* **YOUR INSTRUCTIONS**: Select, from the data, each line where "title" occurs.

[Records from a data source]

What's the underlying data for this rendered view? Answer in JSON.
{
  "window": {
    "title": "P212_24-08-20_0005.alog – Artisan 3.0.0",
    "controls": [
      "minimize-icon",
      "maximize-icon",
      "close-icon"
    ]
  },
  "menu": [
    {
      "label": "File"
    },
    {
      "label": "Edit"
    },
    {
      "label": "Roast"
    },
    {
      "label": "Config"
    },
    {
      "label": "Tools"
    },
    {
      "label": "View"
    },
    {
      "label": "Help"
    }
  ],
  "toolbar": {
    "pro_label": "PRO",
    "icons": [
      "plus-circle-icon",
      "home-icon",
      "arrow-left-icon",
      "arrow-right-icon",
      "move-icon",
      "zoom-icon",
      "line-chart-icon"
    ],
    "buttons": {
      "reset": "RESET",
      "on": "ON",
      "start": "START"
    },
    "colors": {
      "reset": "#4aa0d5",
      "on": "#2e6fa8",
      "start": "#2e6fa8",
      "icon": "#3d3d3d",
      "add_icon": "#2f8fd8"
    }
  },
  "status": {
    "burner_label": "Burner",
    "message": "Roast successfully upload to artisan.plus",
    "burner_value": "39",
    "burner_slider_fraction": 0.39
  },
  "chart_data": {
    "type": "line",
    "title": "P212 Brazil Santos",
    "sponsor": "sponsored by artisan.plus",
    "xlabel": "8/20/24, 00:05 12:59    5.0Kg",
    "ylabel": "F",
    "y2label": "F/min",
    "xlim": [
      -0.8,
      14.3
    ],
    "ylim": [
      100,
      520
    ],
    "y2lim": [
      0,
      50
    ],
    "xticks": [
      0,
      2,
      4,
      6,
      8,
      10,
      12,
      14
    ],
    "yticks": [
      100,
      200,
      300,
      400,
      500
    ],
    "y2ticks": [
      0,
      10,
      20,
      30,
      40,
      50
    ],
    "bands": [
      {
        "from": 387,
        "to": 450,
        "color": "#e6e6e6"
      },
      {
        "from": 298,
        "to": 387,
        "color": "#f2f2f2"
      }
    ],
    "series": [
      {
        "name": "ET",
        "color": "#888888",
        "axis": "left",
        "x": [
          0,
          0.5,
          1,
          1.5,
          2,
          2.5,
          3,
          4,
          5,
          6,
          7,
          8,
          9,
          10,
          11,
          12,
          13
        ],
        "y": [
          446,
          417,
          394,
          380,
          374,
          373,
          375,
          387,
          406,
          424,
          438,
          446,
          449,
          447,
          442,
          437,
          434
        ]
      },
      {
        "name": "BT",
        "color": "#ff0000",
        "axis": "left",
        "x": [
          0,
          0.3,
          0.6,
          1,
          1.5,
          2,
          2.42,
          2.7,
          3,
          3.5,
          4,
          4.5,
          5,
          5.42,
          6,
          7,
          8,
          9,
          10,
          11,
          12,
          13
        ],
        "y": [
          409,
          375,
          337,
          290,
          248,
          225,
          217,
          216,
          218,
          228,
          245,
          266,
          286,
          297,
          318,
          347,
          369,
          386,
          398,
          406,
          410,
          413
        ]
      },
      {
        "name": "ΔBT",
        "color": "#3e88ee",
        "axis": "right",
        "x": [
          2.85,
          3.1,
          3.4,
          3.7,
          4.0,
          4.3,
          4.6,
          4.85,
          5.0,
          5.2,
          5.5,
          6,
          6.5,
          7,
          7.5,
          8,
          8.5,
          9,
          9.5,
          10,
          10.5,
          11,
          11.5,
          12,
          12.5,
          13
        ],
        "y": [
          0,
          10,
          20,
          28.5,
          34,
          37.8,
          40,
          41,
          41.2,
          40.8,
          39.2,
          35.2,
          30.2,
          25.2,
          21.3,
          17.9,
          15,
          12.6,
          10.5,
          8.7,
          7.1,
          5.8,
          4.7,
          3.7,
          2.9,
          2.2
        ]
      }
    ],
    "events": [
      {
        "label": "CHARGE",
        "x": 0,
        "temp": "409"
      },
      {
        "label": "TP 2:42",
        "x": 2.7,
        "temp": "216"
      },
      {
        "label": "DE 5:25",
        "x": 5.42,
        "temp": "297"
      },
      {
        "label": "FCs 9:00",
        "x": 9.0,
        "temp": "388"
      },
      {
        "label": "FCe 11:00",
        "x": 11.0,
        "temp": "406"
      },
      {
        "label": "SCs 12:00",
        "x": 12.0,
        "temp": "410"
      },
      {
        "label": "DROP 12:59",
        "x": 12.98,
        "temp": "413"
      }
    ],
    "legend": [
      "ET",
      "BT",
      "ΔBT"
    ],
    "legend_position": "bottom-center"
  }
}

* **ANSWER IN FULL**:
    "title": "P212_24-08-20_0005.alog – Artisan 3.0.0",
    "title": "P212 Brazil Santos",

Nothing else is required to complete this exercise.